# [Problem requirements]
Copy all lines in which the word "Coimbra" can be found.

# [Recorded information]

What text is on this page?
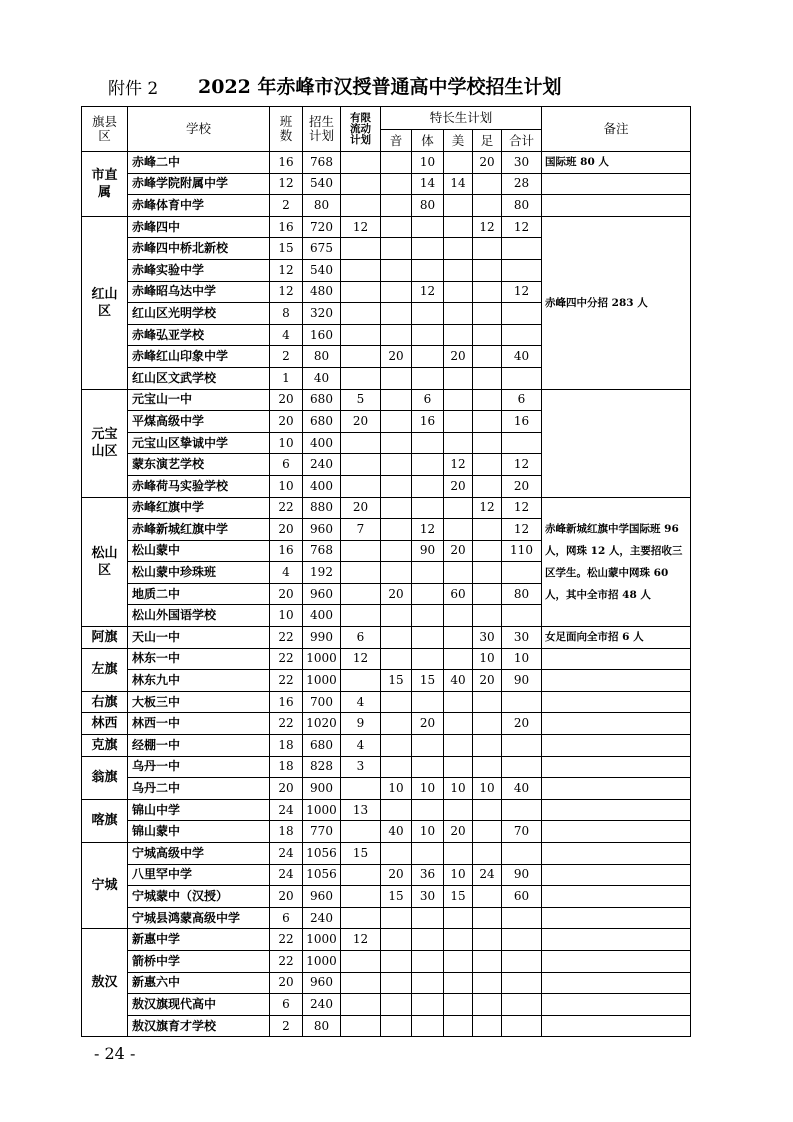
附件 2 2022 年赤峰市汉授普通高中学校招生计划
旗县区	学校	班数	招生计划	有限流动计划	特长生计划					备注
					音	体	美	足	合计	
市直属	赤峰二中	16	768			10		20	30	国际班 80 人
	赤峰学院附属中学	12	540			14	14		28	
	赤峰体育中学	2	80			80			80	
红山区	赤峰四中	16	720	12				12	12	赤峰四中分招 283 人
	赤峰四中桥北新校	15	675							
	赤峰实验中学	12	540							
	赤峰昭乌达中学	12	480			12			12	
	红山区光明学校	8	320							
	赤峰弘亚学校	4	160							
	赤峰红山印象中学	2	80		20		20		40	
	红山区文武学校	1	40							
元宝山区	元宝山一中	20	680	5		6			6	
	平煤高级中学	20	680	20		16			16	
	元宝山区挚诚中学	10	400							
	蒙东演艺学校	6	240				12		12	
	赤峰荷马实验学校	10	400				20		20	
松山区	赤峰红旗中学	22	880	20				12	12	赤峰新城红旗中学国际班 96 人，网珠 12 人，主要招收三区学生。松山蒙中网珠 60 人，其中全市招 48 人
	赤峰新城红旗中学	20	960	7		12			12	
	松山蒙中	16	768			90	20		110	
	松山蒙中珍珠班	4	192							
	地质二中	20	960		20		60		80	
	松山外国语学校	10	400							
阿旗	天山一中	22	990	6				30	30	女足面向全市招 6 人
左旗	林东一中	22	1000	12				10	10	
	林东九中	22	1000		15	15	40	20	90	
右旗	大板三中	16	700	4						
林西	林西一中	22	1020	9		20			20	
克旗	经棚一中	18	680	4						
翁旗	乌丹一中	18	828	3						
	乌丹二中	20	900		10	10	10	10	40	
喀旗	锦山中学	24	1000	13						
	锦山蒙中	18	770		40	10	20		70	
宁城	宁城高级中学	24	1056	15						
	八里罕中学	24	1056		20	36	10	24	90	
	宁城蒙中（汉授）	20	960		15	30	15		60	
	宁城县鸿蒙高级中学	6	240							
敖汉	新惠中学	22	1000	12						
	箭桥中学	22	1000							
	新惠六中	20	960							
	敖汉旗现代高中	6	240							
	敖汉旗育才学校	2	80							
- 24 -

--

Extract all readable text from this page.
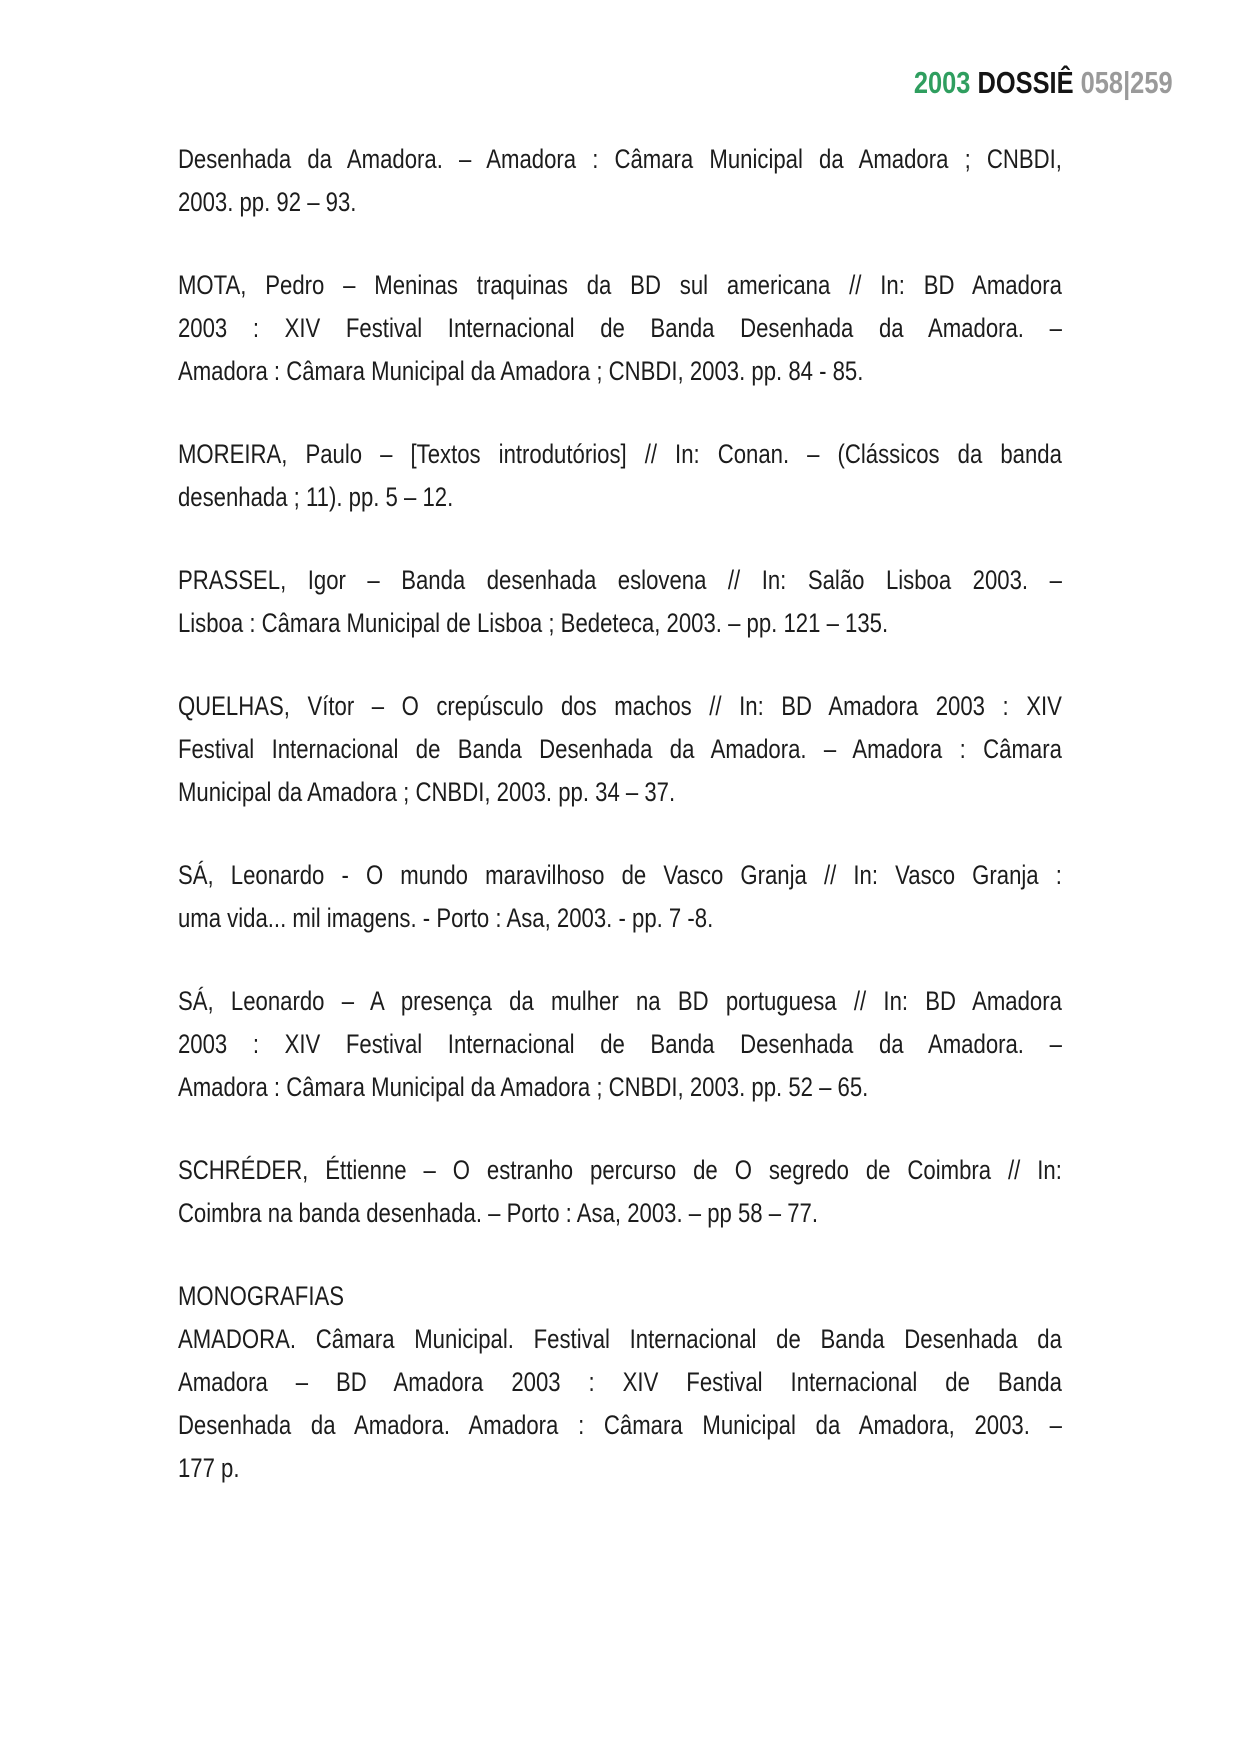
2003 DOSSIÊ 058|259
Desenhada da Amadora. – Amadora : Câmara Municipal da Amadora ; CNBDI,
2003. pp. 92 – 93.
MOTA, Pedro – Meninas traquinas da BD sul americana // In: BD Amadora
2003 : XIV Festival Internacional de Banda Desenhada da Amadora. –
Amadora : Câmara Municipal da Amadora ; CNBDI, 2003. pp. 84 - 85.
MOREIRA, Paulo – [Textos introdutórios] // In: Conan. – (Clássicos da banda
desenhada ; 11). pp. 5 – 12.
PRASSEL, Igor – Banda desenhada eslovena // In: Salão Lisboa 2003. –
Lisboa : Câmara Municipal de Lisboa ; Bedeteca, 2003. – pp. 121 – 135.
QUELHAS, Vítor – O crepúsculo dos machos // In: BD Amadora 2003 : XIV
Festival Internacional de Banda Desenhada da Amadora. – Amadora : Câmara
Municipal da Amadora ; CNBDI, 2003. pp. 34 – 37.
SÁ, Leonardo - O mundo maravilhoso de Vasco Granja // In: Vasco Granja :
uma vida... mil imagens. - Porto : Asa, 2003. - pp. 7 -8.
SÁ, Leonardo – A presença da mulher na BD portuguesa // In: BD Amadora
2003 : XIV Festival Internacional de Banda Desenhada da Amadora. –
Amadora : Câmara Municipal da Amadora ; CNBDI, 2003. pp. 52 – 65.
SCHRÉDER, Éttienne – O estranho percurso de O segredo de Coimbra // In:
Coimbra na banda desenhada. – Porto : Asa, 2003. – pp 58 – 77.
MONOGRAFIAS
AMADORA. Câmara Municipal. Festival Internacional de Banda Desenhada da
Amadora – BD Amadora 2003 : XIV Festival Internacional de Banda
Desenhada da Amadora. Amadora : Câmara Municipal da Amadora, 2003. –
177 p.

# [Exercise output]
SCHRÉDER, Éttienne – O estranho percurso de O segredo de Coimbra // In:
Coimbra na banda desenhada. – Porto : Asa, 2003. – pp 58 – 77.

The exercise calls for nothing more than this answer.